=== SET TASK ===
Repeat the full listing, word for word.

===== EXCERPTED DATA

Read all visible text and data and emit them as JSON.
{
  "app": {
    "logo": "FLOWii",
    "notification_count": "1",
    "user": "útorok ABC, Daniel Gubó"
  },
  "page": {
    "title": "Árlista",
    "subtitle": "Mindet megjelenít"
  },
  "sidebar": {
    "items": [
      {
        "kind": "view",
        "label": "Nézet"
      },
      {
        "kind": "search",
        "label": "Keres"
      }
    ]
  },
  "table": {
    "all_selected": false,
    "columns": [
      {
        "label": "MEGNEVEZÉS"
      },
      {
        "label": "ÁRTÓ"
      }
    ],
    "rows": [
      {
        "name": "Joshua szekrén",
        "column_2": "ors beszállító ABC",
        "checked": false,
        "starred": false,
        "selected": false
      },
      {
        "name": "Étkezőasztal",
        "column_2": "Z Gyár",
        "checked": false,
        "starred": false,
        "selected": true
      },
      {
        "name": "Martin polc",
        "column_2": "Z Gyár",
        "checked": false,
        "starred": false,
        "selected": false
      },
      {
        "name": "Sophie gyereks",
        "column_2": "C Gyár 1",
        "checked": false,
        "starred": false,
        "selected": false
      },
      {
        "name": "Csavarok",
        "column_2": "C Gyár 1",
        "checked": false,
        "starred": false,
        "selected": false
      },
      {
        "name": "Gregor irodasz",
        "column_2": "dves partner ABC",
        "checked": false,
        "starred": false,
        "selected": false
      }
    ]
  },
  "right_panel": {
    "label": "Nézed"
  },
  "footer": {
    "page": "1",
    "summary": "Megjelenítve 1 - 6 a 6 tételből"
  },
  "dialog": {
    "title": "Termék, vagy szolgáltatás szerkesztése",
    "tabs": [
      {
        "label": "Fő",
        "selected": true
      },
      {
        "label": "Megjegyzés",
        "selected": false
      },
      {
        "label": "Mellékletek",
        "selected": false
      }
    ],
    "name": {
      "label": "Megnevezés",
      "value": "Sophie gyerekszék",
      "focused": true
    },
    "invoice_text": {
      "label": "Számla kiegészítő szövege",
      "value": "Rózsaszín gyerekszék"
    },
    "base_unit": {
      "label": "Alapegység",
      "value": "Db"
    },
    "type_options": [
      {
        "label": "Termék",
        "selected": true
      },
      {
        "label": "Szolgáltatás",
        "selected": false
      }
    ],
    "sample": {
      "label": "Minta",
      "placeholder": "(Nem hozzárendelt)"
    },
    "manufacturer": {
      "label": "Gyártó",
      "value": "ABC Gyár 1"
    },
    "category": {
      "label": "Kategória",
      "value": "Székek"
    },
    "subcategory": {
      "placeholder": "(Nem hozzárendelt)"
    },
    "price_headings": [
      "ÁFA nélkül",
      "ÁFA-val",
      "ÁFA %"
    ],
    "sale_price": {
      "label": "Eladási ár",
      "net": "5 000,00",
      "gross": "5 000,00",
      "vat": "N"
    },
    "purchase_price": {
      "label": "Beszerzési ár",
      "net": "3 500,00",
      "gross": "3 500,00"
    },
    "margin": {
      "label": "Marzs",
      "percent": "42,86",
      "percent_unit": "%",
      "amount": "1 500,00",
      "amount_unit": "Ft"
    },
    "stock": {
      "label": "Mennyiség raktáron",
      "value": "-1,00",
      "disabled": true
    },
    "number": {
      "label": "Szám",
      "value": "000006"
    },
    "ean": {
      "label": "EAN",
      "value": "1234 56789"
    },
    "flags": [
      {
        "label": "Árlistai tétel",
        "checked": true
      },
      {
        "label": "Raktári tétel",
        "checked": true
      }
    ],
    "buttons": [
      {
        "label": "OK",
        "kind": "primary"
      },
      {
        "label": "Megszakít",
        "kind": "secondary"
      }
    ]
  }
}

==========

=== SOLUTION TO THE EXERCISE ===
Read all visible text and data and emit them as JSON.
{
  "app": {
    "logo": "FLOWii",
    "notification_count": "1",
    "user": "útorok ABC, Daniel Gubó"
  },
  "page": {
    "title": "Árlista",
    "subtitle": "Mindet megjelenít"
  },
  "sidebar": {
    "items": [
      {
        "kind": "view",
        "label": "Nézet"
      },
      {
        "kind": "search",
        "label": "Keres"
      }
    ]
  },
  "table": {
    "all_selected": false,
    "columns": [
      {
        "label": "MEGNEVEZÉS"
      },
      {
        "label": "ÁRTÓ"
      }
    ],
    "rows": [
      {
        "name": "Joshua szekrén",
        "column_2": "ors beszállító ABC",
        "checked": false,
        "starred": false,
        "selected": false
      },
      {
        "name": "Étkezőasztal",
        "column_2": "Z Gyár",
        "checked": false,
        "starred": false,
        "selected": true
      },
      {
        "name": "Martin polc",
        "column_2": "Z Gyár",
        "checked": false,
        "starred": false,
        "selected": false
      },
      {
        "name": "Sophie gyereks",
        "column_2": "C Gyár 1",
        "checked": false,
        "starred": false,
        "selected": false
      },
      {
        "name": "Csavarok",
        "column_2": "C Gyár 1",
        "checked": false,
        "starred": false,
        "selected": false
      },
      {
        "name": "Gregor irodasz",
        "column_2": "dves partner ABC",
        "checked": false,
        "starred": false,
        "selected": false
      }
    ]
  },
  "right_panel": {
    "label": "Nézed"
  },
  "footer": {
    "page": "1",
    "summary": "Megjelenítve 1 - 6 a 6 tételből"
  },
  "dialog": {
    "title": "Termék, vagy szolgáltatás szerkesztése",
    "tabs": [
      {
        "label": "Fő",
        "selected": true
      },
      {
        "label": "Megjegyzés",
        "selected": false
      },
      {
        "label": "Mellékletek",
        "selected": false
      }
    ],
    "name": {
      "label": "Megnevezés",
      "value": "Sophie gyerekszék",
      "focused": true
    },
    "invoice_text": {
      "label": "Számla kiegészítő szövege",
      "value": "Rózsaszín gyerekszék"
    },
    "base_unit": {
      "label": "Alapegység",
      "value": "Db"
    },
    "type_options": [
      {
        "label": "Termék",
        "selected": true
      },
      {
        "label": "Szolgáltatás",
        "selected": false
      }
    ],
    "sample": {
      "label": "Minta",
      "placeholder": "(Nem hozzárendelt)"
    },
    "manufacturer": {
      "label": "Gyártó",
      "value": "ABC Gyár 1"
    },
    "category": {
      "label": "Kategória",
      "value": "Székek"
    },
    "subcategory": {
      "placeholder": "(Nem hozzárendelt)"
    },
    "price_headings": [
      "ÁFA nélkül",
      "ÁFA-val",
      "ÁFA %"
    ],
    "sale_price": {
      "label": "Eladási ár",
      "net": "5 000,00",
      "gross": "5 000,00",
      "vat": "N"
    },
    "purchase_price": {
      "label": "Beszerzési ár",
      "net": "3 500,00",
      "gross": "3 500,00"
    },
    "margin": {
      "label": "Marzs",
      "percent": "42,86",
      "percent_unit": "%",
      "amount": "1 500,00",
      "amount_unit": "Ft"
    },
    "stock": {
      "label": "Mennyiség raktáron",
      "value": "-1,00",
      "disabled": true
    },
    "number": {
      "label": "Szám",
      "value": "000006"
    },
    "ean": {
      "label": "EAN",
      "value": "1234 56789"
    },
    "flags": [
      {
        "label": "Árlistai tétel",
        "checked": true
      },
      {
        "label": "Raktári tétel",
        "checked": true
      }
    ],
    "buttons": [
      {
        "label": "OK",
        "kind": "primary"
      },
      {
        "label": "Megszakít",
        "kind": "secondary"
      }
    ]
  }
}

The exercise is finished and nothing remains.